Request –
Output the material word for word. Leave each picture out.

[Stored entries]
►
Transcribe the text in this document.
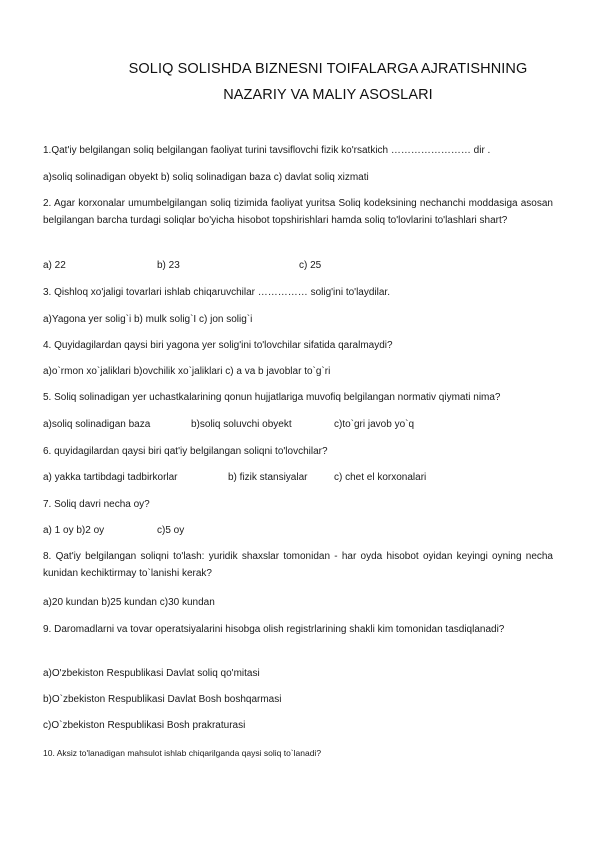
SOLIQ SOLISHDA BIZNESNI TOIFALARGA AJRATISHNING
NAZARIY VA MALIY ASOSLARI
1.Qat'iy belgilangan soliq belgilangan faoliyat turini tavsiflovchi fizik ko'rsatkich …………………… dir .
a)soliq solinadigan obyekt b) soliq solinadigan baza c) davlat soliq xizmati
2. Agar korxonalar umumbelgilangan soliq tizimida faoliyat yuritsa Soliq kodeksining nechanchi moddasiga asosan belgilangan barcha turdagi soliqlar bo'yicha hisobot topshirishlari hamda soliq to'lovlarini to'lashlari shart?
a) 22	b) 23	c) 25
3. Qishloq xo'jaligi tovarlari ishlab chiqaruvchilar …………… solig'ini to'laydilar.
a)Yagona yer solig`i b) mulk solig`I c) jon solig`i
4. Quyidagilardan qaysi biri yagona yer solig'ini to'lovchilar sifatida qaralmaydi?
a)o`rmon xo`jaliklari b)ovchilik xo`jaliklari c) a va b javoblar to`g`ri
5. Soliq solinadigan yer uchastkalarining qonun hujjatlariga muvofiq belgilangan normativ qiymati nima?
a)soliq solinadigan baza	b)soliq soluvchi obyekt	c)to`gri javob yo`q
6. quyidagilardan qaysi biri qat'iy belgilangan soliqni to'lovchilar?
a) yakka tartibdagi tadbirkorlar	b) fizik stansiyalar	c) chet el korxonalari
7. Soliq davri necha oy?
a) 1 oy b)2 oy	c)5 oy
8. Qat'iy belgilangan soliqni to'lash: yuridik shaxslar tomonidan - har oyda hisobot oyidan keyingi oyning necha kunidan kechiktirmay to`lanishi kerak?
a)20 kundan b)25 kundan c)30 kundan
9. Daromadlarni va tovar operatsiyalarini hisobga olish registrlarining shakli kim tomonidan tasdiqlanadi?
a)O'zbekiston Respublikasi Davlat soliq qo'mitasi
b)O`zbekiston Respublikasi Davlat Bosh boshqarmasi
c)O`zbekiston Respublikasi Bosh prakraturasi
10. Aksiz to'lanadigan mahsulot ishlab chiqarilganda qaysi soliq to`lanadi?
◄
Exercise result –
Transcribe the text in this document.
SOLIQ SOLISHDA BIZNESNI TOIFALARGA AJRATISHNING
NAZARIY VA MALIY ASOSLARI
1.Qat'iy belgilangan soliq belgilangan faoliyat turini tavsiflovchi fizik ko'rsatkich …………………… dir .
a)soliq solinadigan obyekt b) soliq solinadigan baza c) davlat soliq xizmati
2. Agar korxonalar umumbelgilangan soliq tizimida faoliyat yuritsa Soliq kodeksining nechanchi moddasiga asosan belgilangan barcha turdagi soliqlar bo'yicha hisobot topshirishlari hamda soliq to'lovlarini to'lashlari shart?
a) 22	b) 23	c) 25
3. Qishloq xo'jaligi tovarlari ishlab chiqaruvchilar …………… solig'ini to'laydilar.
a)Yagona yer solig`i b) mulk solig`I c) jon solig`i
4. Quyidagilardan qaysi biri yagona yer solig'ini to'lovchilar sifatida qaralmaydi?
a)o`rmon xo`jaliklari b)ovchilik xo`jaliklari c) a va b javoblar to`g`ri
5. Soliq solinadigan yer uchastkalarining qonun hujjatlariga muvofiq belgilangan normativ qiymati nima?
a)soliq solinadigan baza	b)soliq soluvchi obyekt	c)to`gri javob yo`q
6. quyidagilardan qaysi biri qat'iy belgilangan soliqni to'lovchilar?
a) yakka tartibdagi tadbirkorlar	b) fizik stansiyalar	c) chet el korxonalari
7. Soliq davri necha oy?
a) 1 oy b)2 oy	c)5 oy
8. Qat'iy belgilangan soliqni to'lash: yuridik shaxslar tomonidan - har oyda hisobot oyidan keyingi oyning necha kunidan kechiktirmay to`lanishi kerak?
a)20 kundan b)25 kundan c)30 kundan
9. Daromadlarni va tovar operatsiyalarini hisobga olish registrlarining shakli kim tomonidan tasdiqlanadi?
a)O'zbekiston Respublikasi Davlat soliq qo'mitasi
b)O`zbekiston Respublikasi Davlat Bosh boshqarmasi
c)O`zbekiston Respublikasi Bosh prakraturasi
10. Aksiz to'lanadigan mahsulot ishlab chiqarilganda qaysi soliq to`lanadi?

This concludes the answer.